(Lines of data)

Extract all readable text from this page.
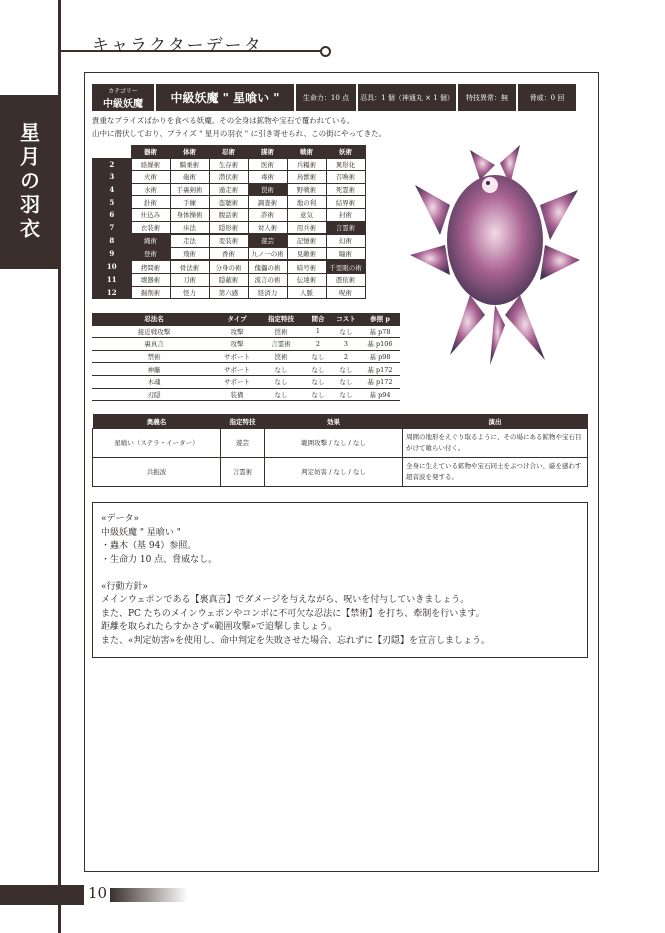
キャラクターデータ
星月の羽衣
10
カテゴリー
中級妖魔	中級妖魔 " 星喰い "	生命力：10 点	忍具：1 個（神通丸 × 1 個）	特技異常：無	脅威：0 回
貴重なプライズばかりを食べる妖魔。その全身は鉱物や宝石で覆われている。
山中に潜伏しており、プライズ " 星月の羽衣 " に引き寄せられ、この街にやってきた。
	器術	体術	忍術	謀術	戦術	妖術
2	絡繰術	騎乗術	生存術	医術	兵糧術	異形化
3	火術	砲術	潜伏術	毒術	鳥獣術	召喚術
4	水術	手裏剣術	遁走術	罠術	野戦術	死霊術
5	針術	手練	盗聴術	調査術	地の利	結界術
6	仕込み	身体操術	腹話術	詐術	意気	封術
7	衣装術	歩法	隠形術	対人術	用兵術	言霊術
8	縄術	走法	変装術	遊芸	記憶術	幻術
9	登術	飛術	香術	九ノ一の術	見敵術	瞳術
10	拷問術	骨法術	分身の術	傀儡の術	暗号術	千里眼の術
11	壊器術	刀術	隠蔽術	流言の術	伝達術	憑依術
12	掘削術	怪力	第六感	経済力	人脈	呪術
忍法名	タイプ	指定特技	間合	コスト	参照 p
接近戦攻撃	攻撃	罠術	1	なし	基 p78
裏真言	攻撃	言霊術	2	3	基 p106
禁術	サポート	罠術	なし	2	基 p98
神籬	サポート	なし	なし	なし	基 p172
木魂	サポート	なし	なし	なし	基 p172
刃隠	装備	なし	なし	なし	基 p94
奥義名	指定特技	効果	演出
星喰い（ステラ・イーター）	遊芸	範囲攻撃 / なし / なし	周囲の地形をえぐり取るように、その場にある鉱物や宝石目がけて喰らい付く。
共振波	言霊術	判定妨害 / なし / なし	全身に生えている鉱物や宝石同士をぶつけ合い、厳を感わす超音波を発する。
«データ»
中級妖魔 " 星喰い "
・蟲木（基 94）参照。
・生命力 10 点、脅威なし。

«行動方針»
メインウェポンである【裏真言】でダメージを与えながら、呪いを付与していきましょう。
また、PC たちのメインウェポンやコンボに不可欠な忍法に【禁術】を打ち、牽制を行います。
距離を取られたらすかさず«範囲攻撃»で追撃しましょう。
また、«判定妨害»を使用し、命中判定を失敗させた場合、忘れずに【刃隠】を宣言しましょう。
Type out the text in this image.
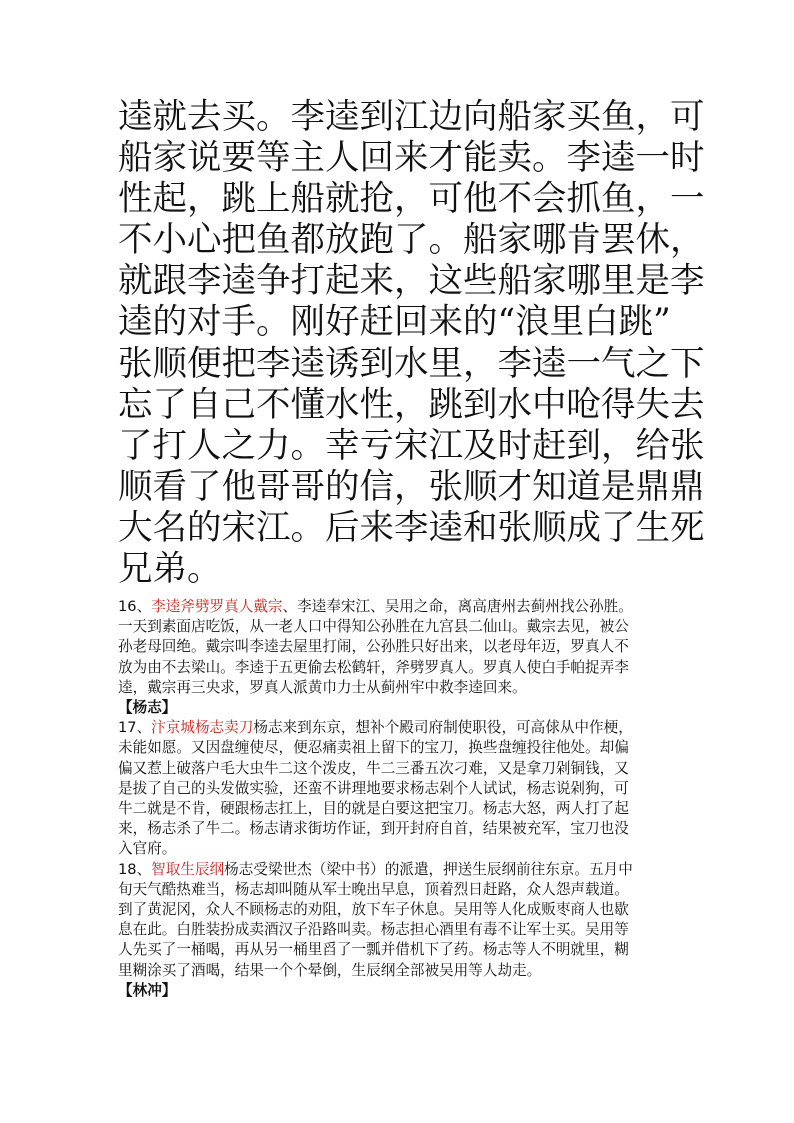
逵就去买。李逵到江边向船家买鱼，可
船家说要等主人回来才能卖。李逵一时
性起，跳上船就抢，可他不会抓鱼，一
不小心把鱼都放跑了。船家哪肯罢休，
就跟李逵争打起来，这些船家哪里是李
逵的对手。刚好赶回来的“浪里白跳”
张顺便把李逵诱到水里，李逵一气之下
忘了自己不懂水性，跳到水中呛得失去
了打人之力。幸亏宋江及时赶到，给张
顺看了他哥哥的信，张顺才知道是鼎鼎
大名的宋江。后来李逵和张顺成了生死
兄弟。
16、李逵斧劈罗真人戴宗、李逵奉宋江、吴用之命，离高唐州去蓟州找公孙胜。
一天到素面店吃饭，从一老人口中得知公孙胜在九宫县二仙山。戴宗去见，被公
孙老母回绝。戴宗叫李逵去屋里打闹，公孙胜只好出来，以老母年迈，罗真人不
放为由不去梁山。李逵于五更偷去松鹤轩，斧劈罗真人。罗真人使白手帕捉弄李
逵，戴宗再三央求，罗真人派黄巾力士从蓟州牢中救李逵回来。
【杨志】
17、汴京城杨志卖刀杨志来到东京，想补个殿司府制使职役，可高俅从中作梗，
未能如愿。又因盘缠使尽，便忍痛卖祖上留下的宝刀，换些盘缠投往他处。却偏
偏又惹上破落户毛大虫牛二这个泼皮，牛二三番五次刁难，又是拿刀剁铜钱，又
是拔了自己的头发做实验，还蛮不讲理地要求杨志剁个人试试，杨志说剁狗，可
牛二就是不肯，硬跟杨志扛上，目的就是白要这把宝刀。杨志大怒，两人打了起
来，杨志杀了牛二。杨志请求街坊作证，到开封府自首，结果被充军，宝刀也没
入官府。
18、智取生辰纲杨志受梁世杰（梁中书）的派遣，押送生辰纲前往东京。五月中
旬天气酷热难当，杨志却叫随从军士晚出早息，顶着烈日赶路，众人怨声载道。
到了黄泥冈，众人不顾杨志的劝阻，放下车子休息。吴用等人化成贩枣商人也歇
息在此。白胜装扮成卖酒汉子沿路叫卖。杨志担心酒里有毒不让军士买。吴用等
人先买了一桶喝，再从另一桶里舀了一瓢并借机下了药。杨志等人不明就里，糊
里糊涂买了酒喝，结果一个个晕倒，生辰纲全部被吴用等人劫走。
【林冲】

TASK TO CARRY OUT: Scan the lines for the string "text". Pick out every line that has it.

ANSWER TO THIS TASK:
Extract all readable text from this page.
Type out the text in this image.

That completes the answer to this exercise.